## PROBLEM TO SOLVE
Quote every line of the data below as it stands, omitting pictures.

## EXCERPTED DATA

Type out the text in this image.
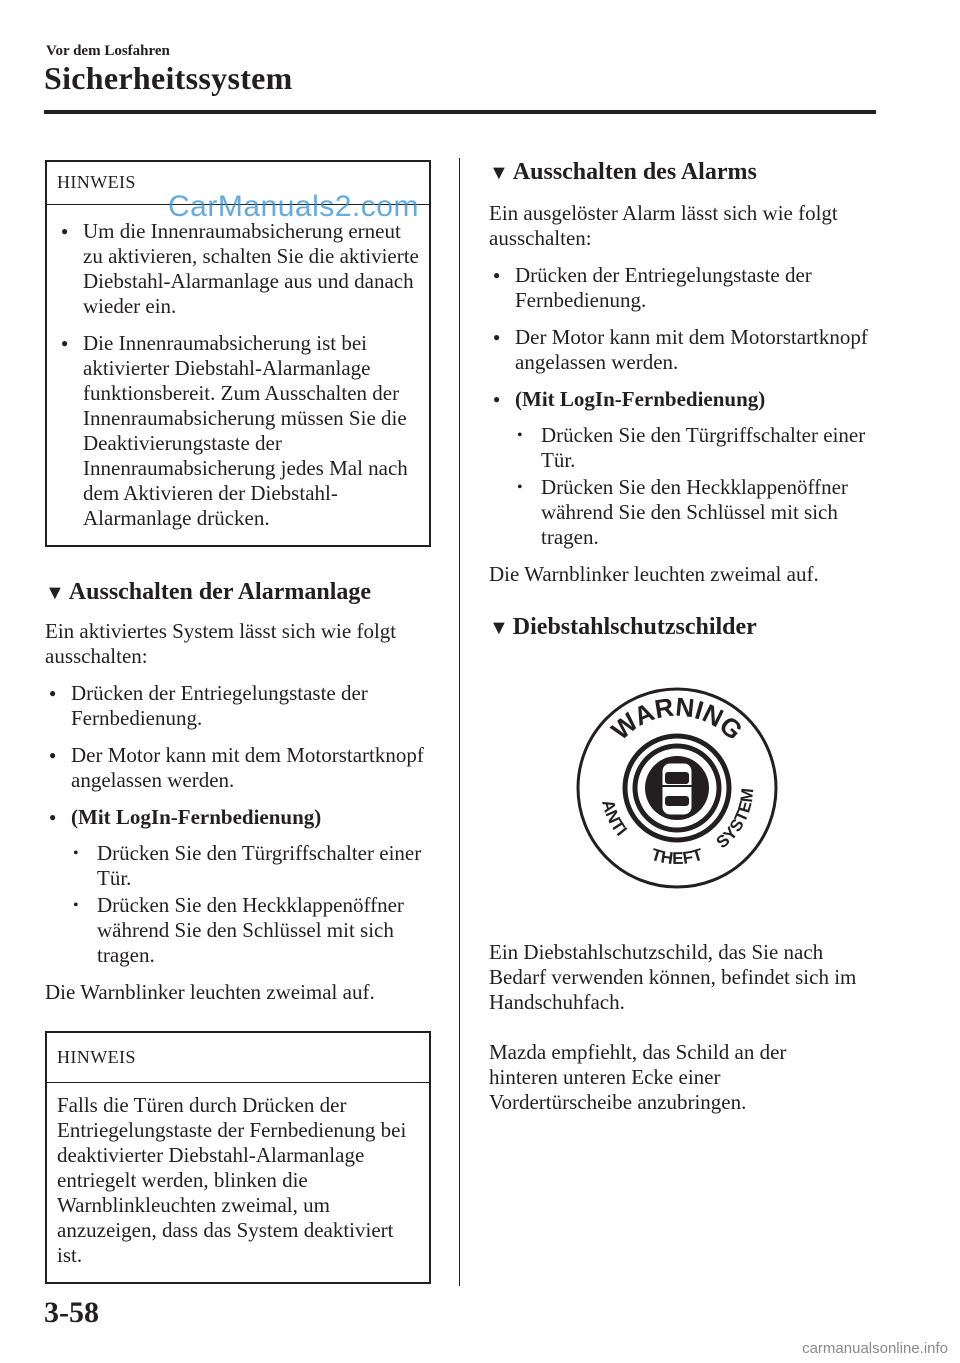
Vor dem Losfahren
Sicherheitssystem
HINWEIS
● Um die Innenraumabsicherung erneut zu aktivieren, schalten Sie die aktivierte Diebstahl-Alarmanlage aus und danach wieder ein.
● Die Innenraumabsicherung ist bei aktivierter Diebstahl-Alarmanlage funktionsbereit. Zum Ausschalten der Innenraumabsicherung müssen Sie die Deaktivierungstaste der Innenraumabsicherung jedes Mal nach dem Aktivieren der Diebstahl-Alarmanlage drücken.
▼ Ausschalten der Alarmanlage

Ein aktiviertes System lässt sich wie folgt ausschalten:

● Drücken der Entriegelungstaste der Fernbedienung.
● Der Motor kann mit dem Motorstartknopf angelassen werden.
● (Mit LogIn-Fernbedienung)
• Drücken Sie den Türgriffschalter einer Tür.
• Drücken Sie den Heckklappenöffner während Sie den Schlüssel mit sich tragen.

Die Warnblinker leuchten zweimal auf.

HINWEIS

Falls die Türen durch Drücken der Entriegelungstaste der Fernbedienung bei deaktivierter Diebstahl-Alarmanlage entriegelt werden, blinken die Warnblinkleuchten zweimal, um anzuzeigen, dass das System deaktiviert ist.

▼ Ausschalten des Alarms

Ein ausgelöster Alarm lässt sich wie folgt ausschalten:

● Drücken der Entriegelungstaste der Fernbedienung.
● Der Motor kann mit dem Motorstartknopf angelassen werden.
● (Mit LogIn-Fernbedienung)
• Drücken Sie den Türgriffschalter einer Tür.
• Drücken Sie den Heckklappenöffner während Sie den Schlüssel mit sich tragen.

Die Warnblinker leuchten zweimal auf.

▼ Diebstahlschutzschilder
WARNING
ANTI
THEFT
SYSTEM

Ein Diebstahlschutzschild, das Sie nach Bedarf verwenden können, befindet sich im Handschuhfach.

Mazda empfiehlt, das Schild an der hinteren unteren Ecke einer Vordertürscheibe anzubringen.

CarManuals2.com
3-58
carmanualsonline.info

## RESULT
Type out the text in this image.
Vor dem Losfahren
Sicherheitssystem
HINWEIS
● Um die Innenraumabsicherung erneut zu aktivieren, schalten Sie die aktivierte Diebstahl-Alarmanlage aus und danach wieder ein.
● Die Innenraumabsicherung ist bei aktivierter Diebstahl-Alarmanlage funktionsbereit. Zum Ausschalten der Innenraumabsicherung müssen Sie die Deaktivierungstaste der Innenraumabsicherung jedes Mal nach dem Aktivieren der Diebstahl-Alarmanlage drücken.
▼ Ausschalten der Alarmanlage

Ein aktiviertes System lässt sich wie folgt ausschalten:

● Drücken der Entriegelungstaste der Fernbedienung.
● Der Motor kann mit dem Motorstartknopf angelassen werden.
● (Mit LogIn-Fernbedienung)
• Drücken Sie den Türgriffschalter einer Tür.
• Drücken Sie den Heckklappenöffner während Sie den Schlüssel mit sich tragen.

Die Warnblinker leuchten zweimal auf.

HINWEIS

Falls die Türen durch Drücken der Entriegelungstaste der Fernbedienung bei deaktivierter Diebstahl-Alarmanlage entriegelt werden, blinken die Warnblinkleuchten zweimal, um anzuzeigen, dass das System deaktiviert ist.

▼ Ausschalten des Alarms

Ein ausgelöster Alarm lässt sich wie folgt ausschalten:

● Drücken der Entriegelungstaste der Fernbedienung.
● Der Motor kann mit dem Motorstartknopf angelassen werden.
● (Mit LogIn-Fernbedienung)
• Drücken Sie den Türgriffschalter einer Tür.
• Drücken Sie den Heckklappenöffner während Sie den Schlüssel mit sich tragen.

Die Warnblinker leuchten zweimal auf.

▼ Diebstahlschutzschilder
WARNING
ANTI
THEFT
SYSTEM

Ein Diebstahlschutzschild, das Sie nach Bedarf verwenden können, befindet sich im Handschuhfach.

Mazda empfiehlt, das Schild an der hinteren unteren Ecke einer Vordertürscheibe anzubringen.

CarManuals2.com
3-58
carmanualsonline.info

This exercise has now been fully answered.